- **Stored data**:

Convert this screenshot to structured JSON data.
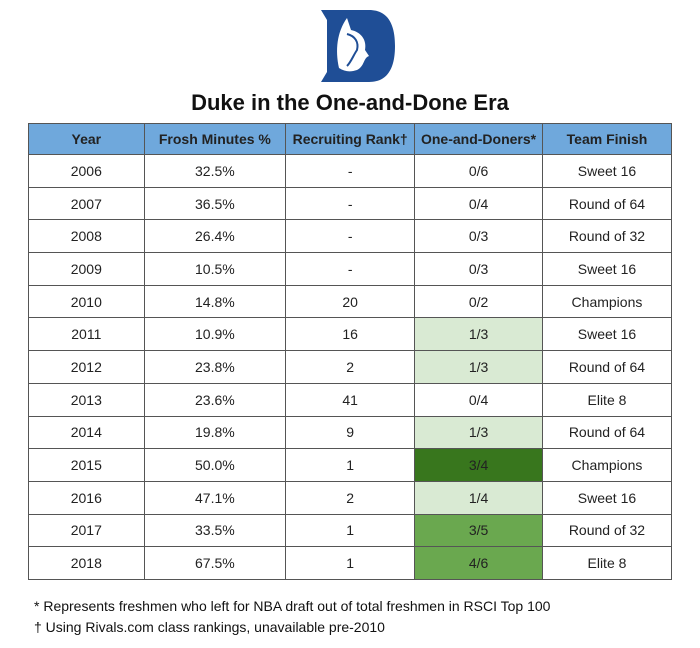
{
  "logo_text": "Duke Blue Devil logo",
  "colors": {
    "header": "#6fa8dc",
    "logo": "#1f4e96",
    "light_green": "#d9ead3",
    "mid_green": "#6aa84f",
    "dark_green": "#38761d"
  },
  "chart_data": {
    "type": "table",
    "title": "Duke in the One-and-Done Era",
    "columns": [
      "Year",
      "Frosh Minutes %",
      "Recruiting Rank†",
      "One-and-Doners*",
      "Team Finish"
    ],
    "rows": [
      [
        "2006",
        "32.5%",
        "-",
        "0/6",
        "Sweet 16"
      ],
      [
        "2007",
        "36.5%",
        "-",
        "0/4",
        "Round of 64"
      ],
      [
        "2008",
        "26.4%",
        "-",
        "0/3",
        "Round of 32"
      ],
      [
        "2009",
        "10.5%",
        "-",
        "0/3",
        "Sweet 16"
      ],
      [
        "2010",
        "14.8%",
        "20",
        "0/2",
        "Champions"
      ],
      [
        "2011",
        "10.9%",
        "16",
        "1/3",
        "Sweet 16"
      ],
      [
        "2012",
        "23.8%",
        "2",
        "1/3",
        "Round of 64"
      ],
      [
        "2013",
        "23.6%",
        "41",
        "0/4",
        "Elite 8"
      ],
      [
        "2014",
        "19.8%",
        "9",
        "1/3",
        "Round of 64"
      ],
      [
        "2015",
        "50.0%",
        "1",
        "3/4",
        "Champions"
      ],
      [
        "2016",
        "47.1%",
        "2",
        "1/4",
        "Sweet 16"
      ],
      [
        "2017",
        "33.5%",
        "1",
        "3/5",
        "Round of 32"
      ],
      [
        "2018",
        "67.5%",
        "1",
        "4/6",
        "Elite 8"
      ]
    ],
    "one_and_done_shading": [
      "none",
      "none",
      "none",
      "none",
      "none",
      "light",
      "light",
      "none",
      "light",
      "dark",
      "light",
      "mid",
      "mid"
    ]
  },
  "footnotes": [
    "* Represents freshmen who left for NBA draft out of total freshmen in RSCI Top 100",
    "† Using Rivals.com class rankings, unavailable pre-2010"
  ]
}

--

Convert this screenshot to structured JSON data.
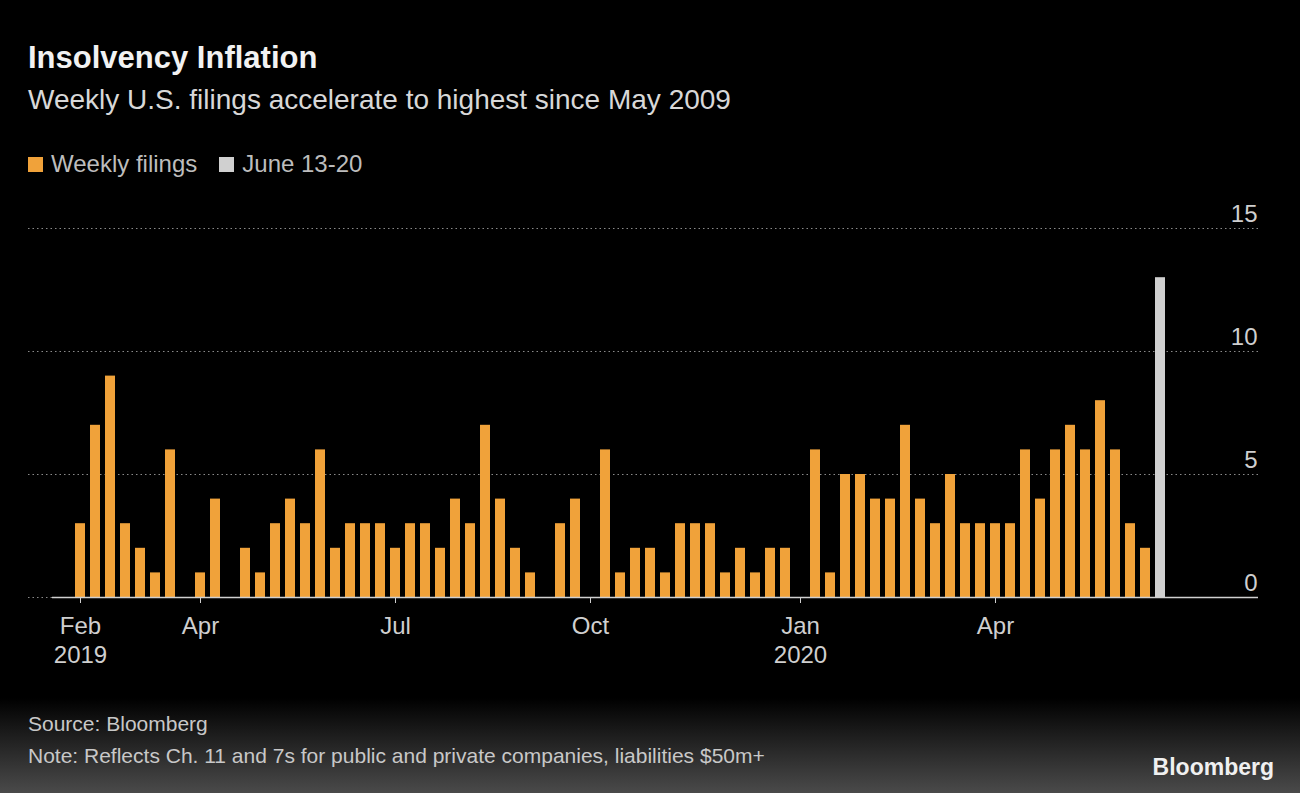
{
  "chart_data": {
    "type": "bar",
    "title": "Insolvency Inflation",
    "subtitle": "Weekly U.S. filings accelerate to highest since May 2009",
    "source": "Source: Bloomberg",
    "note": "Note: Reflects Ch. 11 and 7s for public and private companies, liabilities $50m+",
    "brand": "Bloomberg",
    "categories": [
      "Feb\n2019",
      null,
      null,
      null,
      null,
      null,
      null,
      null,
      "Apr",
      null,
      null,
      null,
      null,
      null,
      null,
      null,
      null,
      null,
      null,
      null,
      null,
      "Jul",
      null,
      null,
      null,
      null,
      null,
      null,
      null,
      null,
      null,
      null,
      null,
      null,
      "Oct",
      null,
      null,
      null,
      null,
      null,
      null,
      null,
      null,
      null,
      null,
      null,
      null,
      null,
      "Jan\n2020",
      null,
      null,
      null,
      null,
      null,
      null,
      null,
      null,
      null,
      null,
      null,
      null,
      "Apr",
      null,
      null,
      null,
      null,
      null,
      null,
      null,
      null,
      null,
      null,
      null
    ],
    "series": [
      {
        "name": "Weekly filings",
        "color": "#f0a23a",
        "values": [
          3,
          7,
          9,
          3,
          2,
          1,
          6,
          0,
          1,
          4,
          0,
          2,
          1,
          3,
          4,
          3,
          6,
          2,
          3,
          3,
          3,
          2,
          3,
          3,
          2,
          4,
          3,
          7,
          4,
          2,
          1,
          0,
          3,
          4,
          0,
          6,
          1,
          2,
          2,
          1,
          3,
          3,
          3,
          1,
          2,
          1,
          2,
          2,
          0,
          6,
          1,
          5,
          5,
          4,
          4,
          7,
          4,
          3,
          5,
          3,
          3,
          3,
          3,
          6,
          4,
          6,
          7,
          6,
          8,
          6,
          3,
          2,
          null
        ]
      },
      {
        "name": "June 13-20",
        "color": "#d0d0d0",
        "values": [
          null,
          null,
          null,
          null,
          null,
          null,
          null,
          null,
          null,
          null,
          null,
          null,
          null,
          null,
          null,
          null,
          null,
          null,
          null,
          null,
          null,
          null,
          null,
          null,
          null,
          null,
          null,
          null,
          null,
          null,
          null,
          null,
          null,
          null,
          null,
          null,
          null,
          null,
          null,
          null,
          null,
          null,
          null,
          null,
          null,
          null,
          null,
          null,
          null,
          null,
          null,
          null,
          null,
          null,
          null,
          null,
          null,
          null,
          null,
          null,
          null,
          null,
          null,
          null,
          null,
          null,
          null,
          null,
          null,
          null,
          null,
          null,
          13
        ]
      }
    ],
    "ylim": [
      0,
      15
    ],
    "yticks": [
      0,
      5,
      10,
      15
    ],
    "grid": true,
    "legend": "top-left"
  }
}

...

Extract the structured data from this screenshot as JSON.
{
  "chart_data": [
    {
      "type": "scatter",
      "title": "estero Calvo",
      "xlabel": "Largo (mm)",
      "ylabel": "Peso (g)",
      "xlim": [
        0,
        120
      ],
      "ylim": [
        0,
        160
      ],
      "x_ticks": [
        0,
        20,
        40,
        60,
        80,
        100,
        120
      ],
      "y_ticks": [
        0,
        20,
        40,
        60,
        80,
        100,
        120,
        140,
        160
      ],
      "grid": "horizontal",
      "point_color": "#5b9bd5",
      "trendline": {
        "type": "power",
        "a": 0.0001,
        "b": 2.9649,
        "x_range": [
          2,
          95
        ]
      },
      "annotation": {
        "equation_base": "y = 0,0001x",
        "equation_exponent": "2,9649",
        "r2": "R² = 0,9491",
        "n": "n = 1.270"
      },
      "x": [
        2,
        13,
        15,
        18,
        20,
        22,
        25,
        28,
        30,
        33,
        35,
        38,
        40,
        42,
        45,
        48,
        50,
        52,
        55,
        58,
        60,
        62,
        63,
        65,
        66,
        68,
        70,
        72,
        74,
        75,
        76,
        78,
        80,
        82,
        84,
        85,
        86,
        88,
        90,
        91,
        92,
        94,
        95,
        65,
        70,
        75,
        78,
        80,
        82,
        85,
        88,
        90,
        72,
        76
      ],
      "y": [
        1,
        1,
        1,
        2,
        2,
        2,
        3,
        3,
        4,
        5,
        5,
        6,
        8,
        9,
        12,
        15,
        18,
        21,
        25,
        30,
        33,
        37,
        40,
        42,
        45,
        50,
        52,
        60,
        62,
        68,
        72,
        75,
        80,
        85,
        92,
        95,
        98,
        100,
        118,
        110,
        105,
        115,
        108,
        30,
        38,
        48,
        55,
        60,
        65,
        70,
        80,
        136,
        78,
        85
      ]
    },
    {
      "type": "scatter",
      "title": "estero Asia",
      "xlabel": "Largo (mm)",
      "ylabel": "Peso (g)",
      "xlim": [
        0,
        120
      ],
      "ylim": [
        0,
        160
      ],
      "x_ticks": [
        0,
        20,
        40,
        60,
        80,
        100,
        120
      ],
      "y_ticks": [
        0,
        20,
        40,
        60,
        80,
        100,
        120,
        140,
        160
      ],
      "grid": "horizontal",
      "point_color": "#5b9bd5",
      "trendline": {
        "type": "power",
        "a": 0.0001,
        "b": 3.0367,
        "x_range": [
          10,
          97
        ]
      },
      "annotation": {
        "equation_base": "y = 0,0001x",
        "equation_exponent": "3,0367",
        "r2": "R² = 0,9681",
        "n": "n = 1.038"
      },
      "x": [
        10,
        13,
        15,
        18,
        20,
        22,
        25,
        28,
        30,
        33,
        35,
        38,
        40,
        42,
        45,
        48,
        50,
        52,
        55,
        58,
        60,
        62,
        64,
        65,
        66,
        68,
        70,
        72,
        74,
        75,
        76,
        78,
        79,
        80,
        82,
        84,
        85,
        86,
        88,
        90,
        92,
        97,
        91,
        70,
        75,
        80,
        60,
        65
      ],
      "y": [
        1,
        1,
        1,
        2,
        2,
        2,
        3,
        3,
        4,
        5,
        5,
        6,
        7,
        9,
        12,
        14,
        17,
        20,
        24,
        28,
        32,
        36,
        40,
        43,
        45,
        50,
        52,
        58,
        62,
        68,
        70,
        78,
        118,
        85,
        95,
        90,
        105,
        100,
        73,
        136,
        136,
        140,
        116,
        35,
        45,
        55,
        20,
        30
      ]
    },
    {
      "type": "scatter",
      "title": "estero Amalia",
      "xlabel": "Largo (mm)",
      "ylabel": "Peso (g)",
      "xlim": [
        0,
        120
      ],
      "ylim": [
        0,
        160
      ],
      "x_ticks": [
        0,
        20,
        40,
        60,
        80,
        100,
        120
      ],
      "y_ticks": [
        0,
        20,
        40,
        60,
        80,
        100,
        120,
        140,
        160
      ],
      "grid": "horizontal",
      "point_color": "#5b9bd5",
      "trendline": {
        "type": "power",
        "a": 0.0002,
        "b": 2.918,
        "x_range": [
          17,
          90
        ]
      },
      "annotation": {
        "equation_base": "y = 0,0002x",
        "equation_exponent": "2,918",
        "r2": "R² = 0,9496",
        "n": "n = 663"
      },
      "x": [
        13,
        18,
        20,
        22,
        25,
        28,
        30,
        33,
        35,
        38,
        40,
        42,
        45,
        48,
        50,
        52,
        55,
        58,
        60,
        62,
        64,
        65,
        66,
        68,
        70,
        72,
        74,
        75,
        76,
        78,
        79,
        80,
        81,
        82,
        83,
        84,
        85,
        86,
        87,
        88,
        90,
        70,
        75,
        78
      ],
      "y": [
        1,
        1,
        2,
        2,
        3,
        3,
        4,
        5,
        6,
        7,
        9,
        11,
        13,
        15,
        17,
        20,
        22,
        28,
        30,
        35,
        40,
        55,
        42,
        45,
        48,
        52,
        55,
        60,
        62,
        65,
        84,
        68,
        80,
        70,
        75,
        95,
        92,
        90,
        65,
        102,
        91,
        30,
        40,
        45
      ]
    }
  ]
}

- **Description of the task**: Each line that has the word "left" should be copied.

- **Task output**:
    "* Represents freshmen who left for NBA draft out of total freshmen in RSCI Top 100",
    "legend": "top-left"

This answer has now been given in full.